*Given instruction*: Write out all of the entries exactly, please.

Excerpts from a figure dataset

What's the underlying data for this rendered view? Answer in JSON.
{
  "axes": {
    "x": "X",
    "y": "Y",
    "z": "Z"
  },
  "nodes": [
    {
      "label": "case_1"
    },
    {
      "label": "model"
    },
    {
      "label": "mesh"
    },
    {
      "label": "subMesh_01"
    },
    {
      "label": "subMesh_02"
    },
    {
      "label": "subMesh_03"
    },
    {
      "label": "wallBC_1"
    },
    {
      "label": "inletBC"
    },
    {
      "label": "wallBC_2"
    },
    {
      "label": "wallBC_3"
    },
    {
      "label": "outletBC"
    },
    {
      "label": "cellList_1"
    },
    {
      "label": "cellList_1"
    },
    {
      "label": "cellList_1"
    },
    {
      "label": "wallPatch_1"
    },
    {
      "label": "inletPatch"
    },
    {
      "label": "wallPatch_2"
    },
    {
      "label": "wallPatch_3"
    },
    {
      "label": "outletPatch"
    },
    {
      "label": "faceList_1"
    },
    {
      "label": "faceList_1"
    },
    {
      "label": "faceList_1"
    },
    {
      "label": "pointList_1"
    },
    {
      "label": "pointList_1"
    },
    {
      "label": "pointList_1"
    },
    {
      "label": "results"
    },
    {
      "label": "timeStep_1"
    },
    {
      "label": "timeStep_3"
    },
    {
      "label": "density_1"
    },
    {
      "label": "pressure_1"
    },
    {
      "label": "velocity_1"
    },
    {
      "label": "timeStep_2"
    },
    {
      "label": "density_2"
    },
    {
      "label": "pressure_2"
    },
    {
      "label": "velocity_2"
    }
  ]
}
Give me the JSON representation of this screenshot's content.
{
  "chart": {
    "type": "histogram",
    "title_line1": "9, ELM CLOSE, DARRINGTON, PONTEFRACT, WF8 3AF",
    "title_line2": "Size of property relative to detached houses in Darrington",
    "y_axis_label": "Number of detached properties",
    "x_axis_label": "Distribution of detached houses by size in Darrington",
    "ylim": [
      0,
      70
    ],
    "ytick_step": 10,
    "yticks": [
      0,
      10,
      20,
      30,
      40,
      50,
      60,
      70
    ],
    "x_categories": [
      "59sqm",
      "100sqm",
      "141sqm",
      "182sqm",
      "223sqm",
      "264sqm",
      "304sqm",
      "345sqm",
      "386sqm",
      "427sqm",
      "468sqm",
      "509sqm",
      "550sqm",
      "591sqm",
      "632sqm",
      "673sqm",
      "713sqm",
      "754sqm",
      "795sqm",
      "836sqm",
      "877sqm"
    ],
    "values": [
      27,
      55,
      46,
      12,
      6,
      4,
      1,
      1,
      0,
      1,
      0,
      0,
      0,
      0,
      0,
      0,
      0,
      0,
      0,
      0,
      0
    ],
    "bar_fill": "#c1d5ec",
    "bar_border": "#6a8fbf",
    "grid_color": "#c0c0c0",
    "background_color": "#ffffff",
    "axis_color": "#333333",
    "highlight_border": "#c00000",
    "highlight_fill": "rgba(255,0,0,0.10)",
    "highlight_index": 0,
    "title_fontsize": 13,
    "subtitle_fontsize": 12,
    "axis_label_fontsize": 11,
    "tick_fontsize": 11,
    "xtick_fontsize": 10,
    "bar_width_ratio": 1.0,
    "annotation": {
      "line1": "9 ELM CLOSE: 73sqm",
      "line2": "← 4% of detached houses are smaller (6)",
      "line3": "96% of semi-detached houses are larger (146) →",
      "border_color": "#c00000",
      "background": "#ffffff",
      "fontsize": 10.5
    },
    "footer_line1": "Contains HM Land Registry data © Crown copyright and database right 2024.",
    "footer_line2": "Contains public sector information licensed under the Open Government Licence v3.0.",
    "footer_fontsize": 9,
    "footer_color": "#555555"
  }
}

*Written answer*:
What's the underlying data for this rendered view? Answer in JSON.
{
  "axes": {
    "x": "X",
    "y": "Y",
    "z": "Z"
  },
  "nodes": [
    {
      "label": "case_1"
    },
    {
      "label": "model"
    },
    {
      "label": "mesh"
    },
    {
      "label": "subMesh_01"
    },
    {
      "label": "subMesh_02"
    },
    {
      "label": "subMesh_03"
    },
    {
      "label": "wallBC_1"
    },
    {
      "label": "inletBC"
    },
    {
      "label": "wallBC_2"
    },
    {
      "label": "wallBC_3"
    },
    {
      "label": "outletBC"
    },
    {
      "label": "cellList_1"
    },
    {
      "label": "cellList_1"
    },
    {
      "label": "cellList_1"
    },
    {
      "label": "wallPatch_1"
    },
    {
      "label": "inletPatch"
    },
    {
      "label": "wallPatch_2"
    },
    {
      "label": "wallPatch_3"
    },
    {
      "label": "outletPatch"
    },
    {
      "label": "faceList_1"
    },
    {
      "label": "faceList_1"
    },
    {
      "label": "faceList_1"
    },
    {
      "label": "pointList_1"
    },
    {
      "label": "pointList_1"
    },
    {
      "label": "pointList_1"
    },
    {
      "label": "results"
    },
    {
      "label": "timeStep_1"
    },
    {
      "label": "timeStep_3"
    },
    {
      "label": "density_1"
    },
    {
      "label": "pressure_1"
    },
    {
      "label": "velocity_1"
    },
    {
      "label": "timeStep_2"
    },
    {
      "label": "density_2"
    },
    {
      "label": "pressure_2"
    },
    {
      "label": "velocity_2"
    }
  ]
}
Give me the JSON representation of this screenshot's content.
{
  "chart": {
    "type": "histogram",
    "title_line1": "9, ELM CLOSE, DARRINGTON, PONTEFRACT, WF8 3AF",
    "title_line2": "Size of property relative to detached houses in Darrington",
    "y_axis_label": "Number of detached properties",
    "x_axis_label": "Distribution of detached houses by size in Darrington",
    "ylim": [
      0,
      70
    ],
    "ytick_step": 10,
    "yticks": [
      0,
      10,
      20,
      30,
      40,
      50,
      60,
      70
    ],
    "x_categories": [
      "59sqm",
      "100sqm",
      "141sqm",
      "182sqm",
      "223sqm",
      "264sqm",
      "304sqm",
      "345sqm",
      "386sqm",
      "427sqm",
      "468sqm",
      "509sqm",
      "550sqm",
      "591sqm",
      "632sqm",
      "673sqm",
      "713sqm",
      "754sqm",
      "795sqm",
      "836sqm",
      "877sqm"
    ],
    "values": [
      27,
      55,
      46,
      12,
      6,
      4,
      1,
      1,
      0,
      1,
      0,
      0,
      0,
      0,
      0,
      0,
      0,
      0,
      0,
      0,
      0
    ],
    "bar_fill": "#c1d5ec",
    "bar_border": "#6a8fbf",
    "grid_color": "#c0c0c0",
    "background_color": "#ffffff",
    "axis_color": "#333333",
    "highlight_border": "#c00000",
    "highlight_fill": "rgba(255,0,0,0.10)",
    "highlight_index": 0,
    "title_fontsize": 13,
    "subtitle_fontsize": 12,
    "axis_label_fontsize": 11,
    "tick_fontsize": 11,
    "xtick_fontsize": 10,
    "bar_width_ratio": 1.0,
    "annotation": {
      "line1": "9 ELM CLOSE: 73sqm",
      "line2": "← 4% of detached houses are smaller (6)",
      "line3": "96% of semi-detached houses are larger (146) →",
      "border_color": "#c00000",
      "background": "#ffffff",
      "fontsize": 10.5
    },
    "footer_line1": "Contains HM Land Registry data © Crown copyright and database right 2024.",
    "footer_line2": "Contains public sector information licensed under the Open Government Licence v3.0.",
    "footer_fontsize": 9,
    "footer_color": "#555555"
  }
}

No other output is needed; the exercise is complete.